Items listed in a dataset

+++

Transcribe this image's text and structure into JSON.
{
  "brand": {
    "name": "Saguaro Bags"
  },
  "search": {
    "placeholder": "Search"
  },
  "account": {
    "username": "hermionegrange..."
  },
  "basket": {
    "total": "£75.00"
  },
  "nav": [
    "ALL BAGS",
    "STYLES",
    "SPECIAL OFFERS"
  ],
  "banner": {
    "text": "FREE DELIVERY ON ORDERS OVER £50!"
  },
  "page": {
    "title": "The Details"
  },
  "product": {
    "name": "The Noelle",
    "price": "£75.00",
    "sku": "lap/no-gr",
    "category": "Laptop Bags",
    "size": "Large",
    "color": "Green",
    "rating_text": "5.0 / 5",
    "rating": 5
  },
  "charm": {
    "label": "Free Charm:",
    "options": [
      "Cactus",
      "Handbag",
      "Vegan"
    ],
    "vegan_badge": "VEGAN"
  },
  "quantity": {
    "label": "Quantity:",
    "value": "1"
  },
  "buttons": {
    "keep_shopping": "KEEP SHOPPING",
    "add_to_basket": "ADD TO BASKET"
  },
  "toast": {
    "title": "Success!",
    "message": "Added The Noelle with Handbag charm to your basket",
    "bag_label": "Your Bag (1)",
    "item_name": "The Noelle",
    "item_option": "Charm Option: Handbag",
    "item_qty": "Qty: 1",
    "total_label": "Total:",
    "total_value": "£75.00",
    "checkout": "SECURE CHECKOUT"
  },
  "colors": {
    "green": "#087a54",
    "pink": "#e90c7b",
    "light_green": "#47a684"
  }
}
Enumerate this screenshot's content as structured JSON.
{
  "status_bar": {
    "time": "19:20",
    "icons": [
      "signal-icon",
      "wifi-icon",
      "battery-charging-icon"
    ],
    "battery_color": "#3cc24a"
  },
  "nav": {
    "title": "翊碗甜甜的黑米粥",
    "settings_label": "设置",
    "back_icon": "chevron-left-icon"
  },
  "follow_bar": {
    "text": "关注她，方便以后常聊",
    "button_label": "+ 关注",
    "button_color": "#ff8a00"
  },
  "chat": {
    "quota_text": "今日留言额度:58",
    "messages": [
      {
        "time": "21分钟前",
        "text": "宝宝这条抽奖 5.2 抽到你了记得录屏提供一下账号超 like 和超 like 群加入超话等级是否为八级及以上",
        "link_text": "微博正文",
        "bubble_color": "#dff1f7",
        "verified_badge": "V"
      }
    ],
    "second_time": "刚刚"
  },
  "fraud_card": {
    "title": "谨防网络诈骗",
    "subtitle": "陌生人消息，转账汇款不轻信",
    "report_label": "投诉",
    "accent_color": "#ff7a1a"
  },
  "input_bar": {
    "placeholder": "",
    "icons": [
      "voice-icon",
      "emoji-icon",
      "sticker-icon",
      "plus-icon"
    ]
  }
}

+++

**What to work on:** Give again, word for word, every line from the one holding "Enumerate this screenshot's" to the end of the data.

**Task response:**
Enumerate this screenshot's content as structured JSON.
{
  "status_bar": {
    "time": "19:20",
    "icons": [
      "signal-icon",
      "wifi-icon",
      "battery-charging-icon"
    ],
    "battery_color": "#3cc24a"
  },
  "nav": {
    "title": "翊碗甜甜的黑米粥",
    "settings_label": "设置",
    "back_icon": "chevron-left-icon"
  },
  "follow_bar": {
    "text": "关注她，方便以后常聊",
    "button_label": "+ 关注",
    "button_color": "#ff8a00"
  },
  "chat": {
    "quota_text": "今日留言额度:58",
    "messages": [
      {
        "time": "21分钟前",
        "text": "宝宝这条抽奖 5.2 抽到你了记得录屏提供一下账号超 like 和超 like 群加入超话等级是否为八级及以上",
        "link_text": "微博正文",
        "bubble_color": "#dff1f7",
        "verified_badge": "V"
      }
    ],
    "second_time": "刚刚"
  },
  "fraud_card": {
    "title": "谨防网络诈骗",
    "subtitle": "陌生人消息，转账汇款不轻信",
    "report_label": "投诉",
    "accent_color": "#ff7a1a"
  },
  "input_bar": {
    "placeholder": "",
    "icons": [
      "voice-icon",
      "emoji-icon",
      "sticker-icon",
      "plus-icon"
    ]
  }
}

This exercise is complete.